ROWS -
════════════════
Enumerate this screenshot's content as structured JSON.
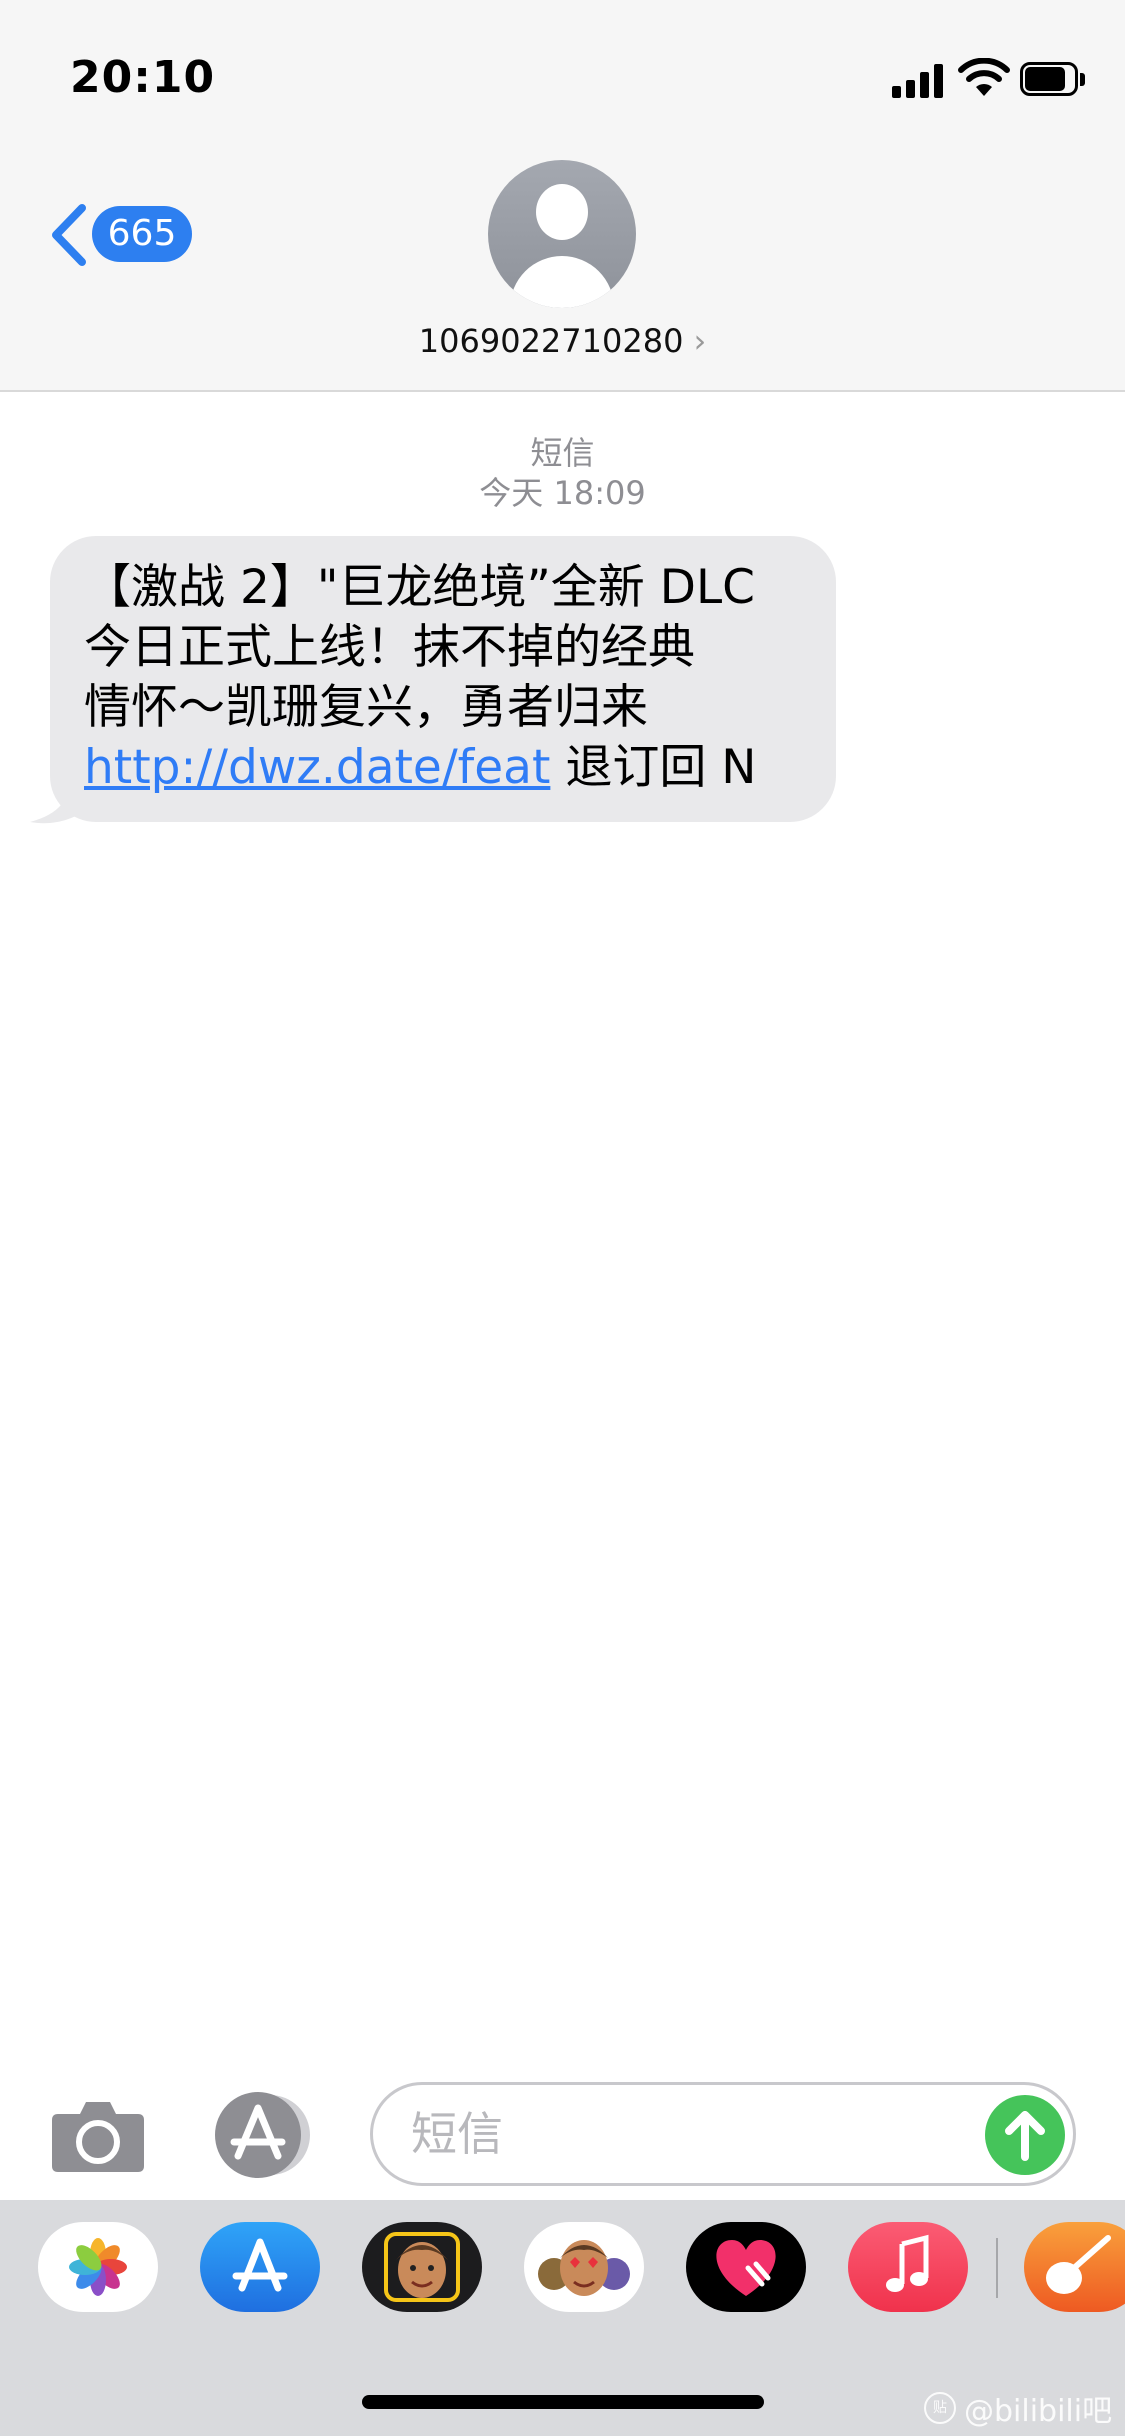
{
  "status_bar": {
    "time": "20:10"
  },
  "nav": {
    "back_count": "665",
    "contact_number": "1069022710280",
    "chevron": "›"
  },
  "conversation": {
    "service_label": "短信",
    "timestamp": "今天 18:09",
    "messages": [
      {
        "direction": "incoming",
        "lines": [
          "【激战 2】\"巨龙绝境”全新 DLC",
          "今日正式上线！抹不掉的经典",
          "情怀～凯珊复兴，勇者归来"
        ],
        "link": "http://dwz.date/feat",
        "suffix": " 退订回 N"
      }
    ]
  },
  "input_bar": {
    "placeholder": "短信",
    "icons": [
      "camera-icon",
      "app-store-icon",
      "send-arrow-icon"
    ]
  },
  "app_drawer": {
    "apps": [
      "photos-icon",
      "app-store-icon",
      "memoji-camera-icon",
      "animoji-stickers-icon",
      "digital-touch-heart-icon",
      "music-icon",
      "garageband-icon"
    ]
  },
  "watermark": {
    "text": "@bilibili吧",
    "logo_text": "贴"
  },
  "colors": {
    "accent_blue": "#2d7ff0",
    "link_blue": "#2f7cf6",
    "send_green": "#45c45a",
    "bubble_gray": "#e9e9eb",
    "header_bg": "#f6f6f6",
    "drawer_bg": "#d9dadd"
  }
}
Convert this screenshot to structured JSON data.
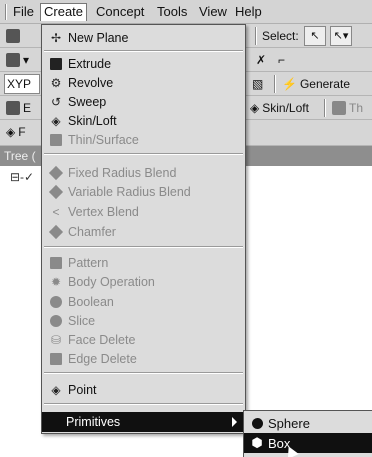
{
  "menubar": {
    "items": [
      "File",
      "Create",
      "Concept",
      "Tools",
      "View",
      "Help"
    ]
  },
  "toolbar": {
    "select_label": "Select:",
    "plane_value": "XYP",
    "generate_label": "Generate",
    "skin_loft_label": "Skin/Loft",
    "th_label": "Th",
    "e_label": "E",
    "f_label": "F"
  },
  "tree": {
    "header": "Tree (",
    "root_node": "⊟-✓"
  },
  "create_menu": {
    "items": [
      {
        "label": "New Plane",
        "icon": "new-plane-icon",
        "disabled": false
      },
      {
        "label": "Extrude",
        "icon": "extrude-icon",
        "disabled": false
      },
      {
        "label": "Revolve",
        "icon": "revolve-icon",
        "disabled": false
      },
      {
        "label": "Sweep",
        "icon": "sweep-icon",
        "disabled": false
      },
      {
        "label": "Skin/Loft",
        "icon": "skin-loft-icon",
        "disabled": false
      },
      {
        "label": "Thin/Surface",
        "icon": "thin-surface-icon",
        "disabled": true
      },
      {
        "label": "Fixed Radius Blend",
        "icon": "fixed-radius-blend-icon",
        "disabled": true
      },
      {
        "label": "Variable Radius Blend",
        "icon": "variable-radius-blend-icon",
        "disabled": true
      },
      {
        "label": "Vertex Blend",
        "icon": "vertex-blend-icon",
        "disabled": true
      },
      {
        "label": "Chamfer",
        "icon": "chamfer-icon",
        "disabled": true
      },
      {
        "label": "Pattern",
        "icon": "pattern-icon",
        "disabled": true
      },
      {
        "label": "Body Operation",
        "icon": "body-operation-icon",
        "disabled": true
      },
      {
        "label": "Boolean",
        "icon": "boolean-icon",
        "disabled": true
      },
      {
        "label": "Slice",
        "icon": "slice-icon",
        "disabled": true
      },
      {
        "label": "Face Delete",
        "icon": "face-delete-icon",
        "disabled": true
      },
      {
        "label": "Edge Delete",
        "icon": "edge-delete-icon",
        "disabled": true
      },
      {
        "label": "Point",
        "icon": "point-icon",
        "disabled": false
      },
      {
        "label": "Primitives",
        "icon": "",
        "disabled": false
      }
    ]
  },
  "primitives_submenu": {
    "items": [
      {
        "label": "Sphere",
        "icon": "sphere-icon"
      },
      {
        "label": "Box",
        "icon": "box-icon"
      }
    ]
  },
  "colors": {
    "highlight": "#101010",
    "disabled_text": "#8a8a8a",
    "menu_bg": "#dcdcdc"
  }
}
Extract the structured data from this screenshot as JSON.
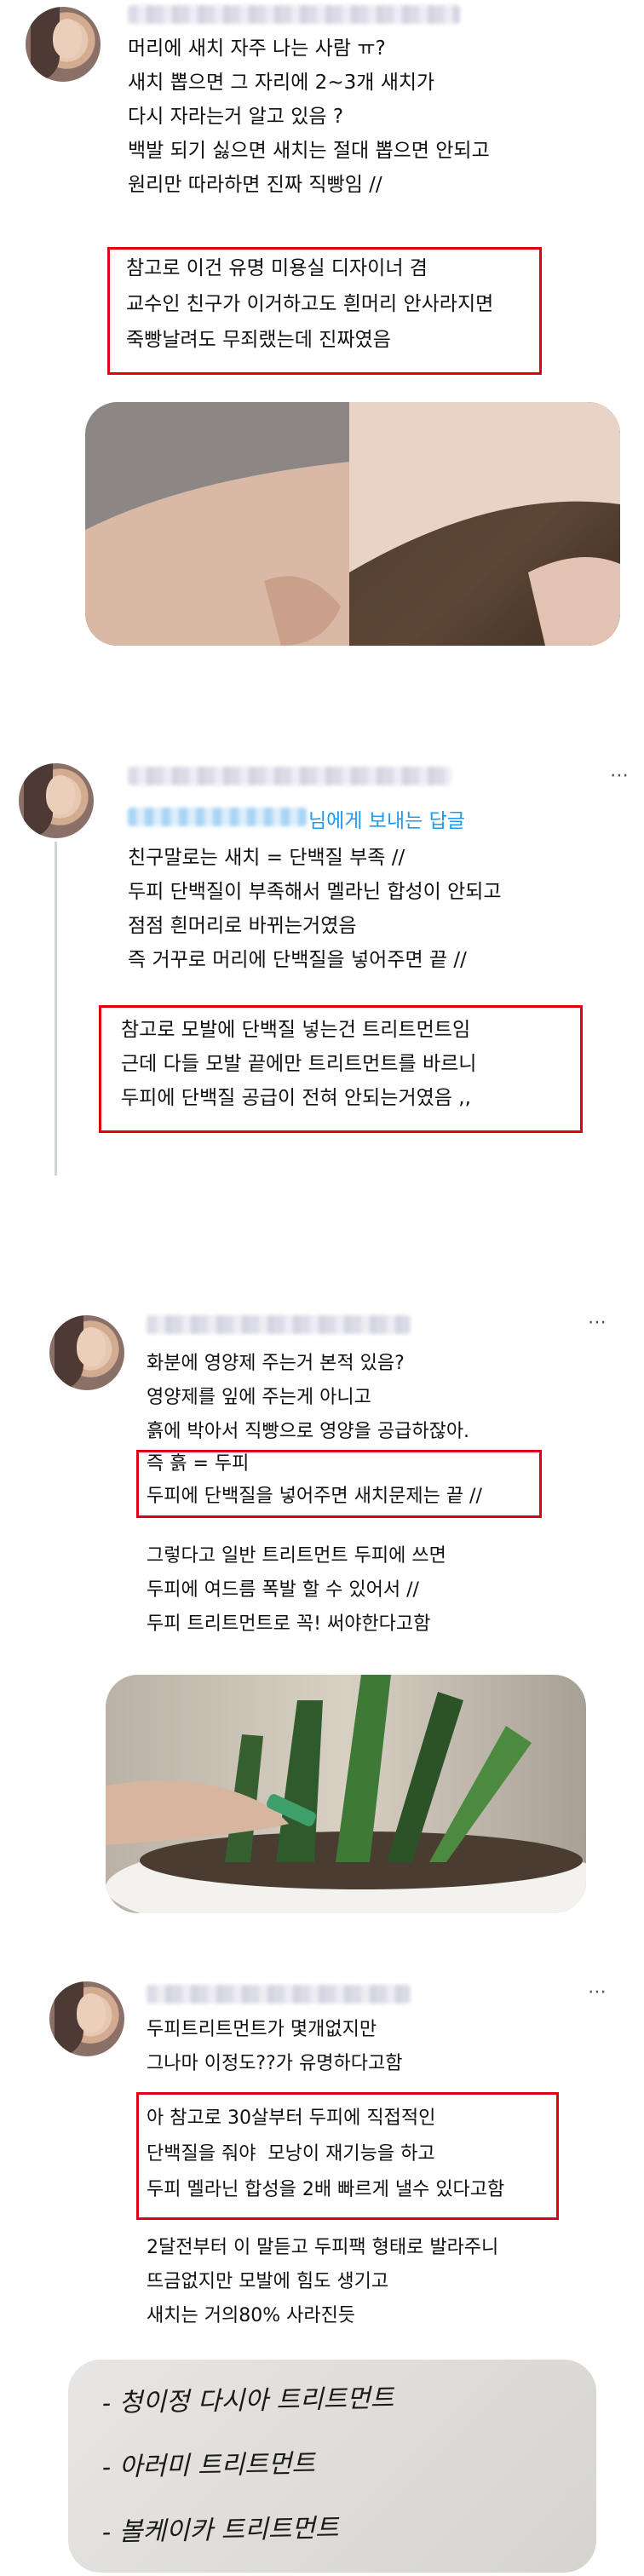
{
  "posts": [
    {
      "lines": [
        "머리에 새치 자주 나는 사람 ㅠ?",
        "새치 뽑으면 그 자리에 2~3개 새치가",
        "다시 자라는거 알고 있음 ?",
        "백발 되기 싫으면 새치는 절대 뽑으면 안되고",
        "원리만 따라하면 진짜 직빵임 //"
      ],
      "boxed": [
        "참고로 이건 유명 미용실 디자이너 겸",
        "교수인 친구가 이거하고도 흰머리 안사라지면",
        "죽빵날려도 무죄랬는데 진짜였음"
      ]
    },
    {
      "reply_to": "님에게 보내는 답글",
      "lines": [
        "친구말로는 새치 = 단백질 부족 //",
        "두피 단백질이 부족해서 멜라닌 합성이 안되고",
        "점점 흰머리로 바뀌는거였음",
        "즉 거꾸로 머리에 단백질을 넣어주면 끝 //"
      ],
      "boxed": [
        "참고로 모발에 단백질 넣는건 트리트먼트임",
        "근데 다들 모발 끝에만 트리트먼트를 바르니",
        "두피에 단백질 공급이 전혀 안되는거였음 ,,"
      ]
    },
    {
      "lines": [
        "화분에 영양제 주는거 본적 있음?",
        "영양제를 잎에 주는게 아니고",
        "흙에 박아서 직빵으로 영양을 공급하잖아."
      ],
      "boxed": [
        "즉 흙 = 두피",
        "두피에 단백질을 넣어주면 새치문제는 끝 //"
      ],
      "after": [
        "그렇다고 일반 트리트먼트 두피에 쓰면",
        "두피에 여드름 폭발 할 수 있어서 //",
        "두피 트리트먼트로 꼭! 써야한다고함"
      ]
    },
    {
      "lines": [
        "두피트리트먼트가 몇개없지만",
        "그나마 이정도??가 유명하다고함"
      ],
      "boxed": [
        "아 참고로 30살부터 두피에 직접적인",
        "단백질을 줘야  모낭이 재기능을 하고",
        "두피 멜라닌 합성을 2배 빠르게 낼수 있다고함"
      ],
      "after": [
        "2달전부터 이 말듣고 두피팩 형태로 발라주니",
        "뜨금없지만 모발에 힘도 생기고",
        "새치는 거의80% 사라진듯"
      ]
    }
  ],
  "handwritten_note": [
    "- 청이정 다시아 트리트먼트",
    "- 아러미 트리트먼트",
    "- 볼케이카 트리트먼트"
  ],
  "more_icon": "more-horizontal-icon",
  "colors": {
    "red_box": "#e00012",
    "reply_link": "#1d9bf0",
    "thread": "#cfd3d8"
  }
}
════════════════
Without the pictures, return the entries exactly as they appear.

Enumerate this screenshot's content as structured JSON.
{
  "status_bar": {
    "time": "20:10"
  },
  "nav": {
    "back_count": "665",
    "contact_number": "1069022710280",
    "chevron": "›"
  },
  "conversation": {
    "service_label": "短信",
    "timestamp": "今天 18:09",
    "messages": [
      {
        "direction": "incoming",
        "lines": [
          "【激战 2】\"巨龙绝境”全新 DLC",
          "今日正式上线！抹不掉的经典",
          "情怀～凯珊复兴，勇者归来"
        ],
        "link": "http://dwz.date/feat",
        "suffix": " 退订回 N"
      }
    ]
  },
  "input_bar": {
    "placeholder": "短信",
    "icons": [
      "camera-icon",
      "app-store-icon",
      "send-arrow-icon"
    ]
  },
  "app_drawer": {
    "apps": [
      "photos-icon",
      "app-store-icon",
      "memoji-camera-icon",
      "animoji-stickers-icon",
      "digital-touch-heart-icon",
      "music-icon",
      "garageband-icon"
    ]
  },
  "watermark": {
    "text": "@bilibili吧",
    "logo_text": "贴"
  },
  "colors": {
    "accent_blue": "#2d7ff0",
    "link_blue": "#2f7cf6",
    "send_green": "#45c45a",
    "bubble_gray": "#e9e9eb",
    "header_bg": "#f6f6f6",
    "drawer_bg": "#d9dadd"
  }
}
Convert this screenshot to structured JSON data.
{
  "menubar": {
    "items": [
      "File",
      "Create",
      "Concept",
      "Tools",
      "View",
      "Help"
    ]
  },
  "toolbar": {
    "select_label": "Select:",
    "plane_value": "XYP",
    "generate_label": "Generate",
    "skin_loft_label": "Skin/Loft",
    "th_label": "Th",
    "e_label": "E",
    "f_label": "F"
  },
  "tree": {
    "header": "Tree (",
    "root_node": "⊟-✓"
  },
  "create_menu": {
    "items": [
      {
        "label": "New Plane",
        "icon": "new-plane-icon",
        "disabled": false
      },
      {
        "label": "Extrude",
        "icon": "extrude-icon",
        "disabled": false
      },
      {
        "label": "Revolve",
        "icon": "revolve-icon",
        "disabled": false
      },
      {
        "label": "Sweep",
        "icon": "sweep-icon",
        "disabled": false
      },
      {
        "label": "Skin/Loft",
        "icon": "skin-loft-icon",
        "disabled": false
      },
      {
        "label": "Thin/Surface",
        "icon": "thin-surface-icon",
        "disabled": true
      },
      {
        "label": "Fixed Radius Blend",
        "icon": "fixed-radius-blend-icon",
        "disabled": true
      },
      {
        "label": "Variable Radius Blend",
        "icon": "variable-radius-blend-icon",
        "disabled": true
      },
      {
        "label": "Vertex Blend",
        "icon": "vertex-blend-icon",
        "disabled": true
      },
      {
        "label": "Chamfer",
        "icon": "chamfer-icon",
        "disabled": true
      },
      {
        "label": "Pattern",
        "icon": "pattern-icon",
        "disabled": true
      },
      {
        "label": "Body Operation",
        "icon": "body-operation-icon",
        "disabled": true
      },
      {
        "label": "Boolean",
        "icon": "boolean-icon",
        "disabled": true
      },
      {
        "label": "Slice",
        "icon": "slice-icon",
        "disabled": true
      },
      {
        "label": "Face Delete",
        "icon": "face-delete-icon",
        "disabled": true
      },
      {
        "label": "Edge Delete",
        "icon": "edge-delete-icon",
        "disabled": true
      },
      {
        "label": "Point",
        "icon": "point-icon",
        "disabled": false
      },
      {
        "label": "Primitives",
        "icon": "",
        "disabled": false
      }
    ]
  },
  "primitives_submenu": {
    "items": [
      {
        "label": "Sphere",
        "icon": "sphere-icon"
      },
      {
        "label": "Box",
        "icon": "box-icon"
      }
    ]
  },
  "colors": {
    "highlight": "#101010",
    "disabled_text": "#8a8a8a",
    "menu_bg": "#dcdcdc"
  }
}
Extract the structured data from this screenshot as JSON.
{
  "posts": [
    {
      "lines": [
        "머리에 새치 자주 나는 사람 ㅠ?",
        "새치 뽑으면 그 자리에 2~3개 새치가",
        "다시 자라는거 알고 있음 ?",
        "백발 되기 싫으면 새치는 절대 뽑으면 안되고",
        "원리만 따라하면 진짜 직빵임 //"
      ],
      "boxed": [
        "참고로 이건 유명 미용실 디자이너 겸",
        "교수인 친구가 이거하고도 흰머리 안사라지면",
        "죽빵날려도 무죄랬는데 진짜였음"
      ]
    },
    {
      "reply_to": "님에게 보내는 답글",
      "lines": [
        "친구말로는 새치 = 단백질 부족 //",
        "두피 단백질이 부족해서 멜라닌 합성이 안되고",
        "점점 흰머리로 바뀌는거였음",
        "즉 거꾸로 머리에 단백질을 넣어주면 끝 //"
      ],
      "boxed": [
        "참고로 모발에 단백질 넣는건 트리트먼트임",
        "근데 다들 모발 끝에만 트리트먼트를 바르니",
        "두피에 단백질 공급이 전혀 안되는거였음 ,,"
      ]
    },
    {
      "lines": [
        "화분에 영양제 주는거 본적 있음?",
        "영양제를 잎에 주는게 아니고",
        "흙에 박아서 직빵으로 영양을 공급하잖아."
      ],
      "boxed": [
        "즉 흙 = 두피",
        "두피에 단백질을 넣어주면 새치문제는 끝 //"
      ],
      "after": [
        "그렇다고 일반 트리트먼트 두피에 쓰면",
        "두피에 여드름 폭발 할 수 있어서 //",
        "두피 트리트먼트로 꼭! 써야한다고함"
      ]
    },
    {
      "lines": [
        "두피트리트먼트가 몇개없지만",
        "그나마 이정도??가 유명하다고함"
      ],
      "boxed": [
        "아 참고로 30살부터 두피에 직접적인",
        "단백질을 줘야  모낭이 재기능을 하고",
        "두피 멜라닌 합성을 2배 빠르게 낼수 있다고함"
      ],
      "after": [
        "2달전부터 이 말듣고 두피팩 형태로 발라주니",
        "뜨금없지만 모발에 힘도 생기고",
        "새치는 거의80% 사라진듯"
      ]
    }
  ],
  "handwritten_note": [
    "- 청이정 다시아 트리트먼트",
    "- 아러미 트리트먼트",
    "- 볼케이카 트리트먼트"
  ],
  "more_icon": "more-horizontal-icon",
  "colors": {
    "red_box": "#e00012",
    "reply_link": "#1d9bf0",
    "thread": "#cfd3d8"
  }
}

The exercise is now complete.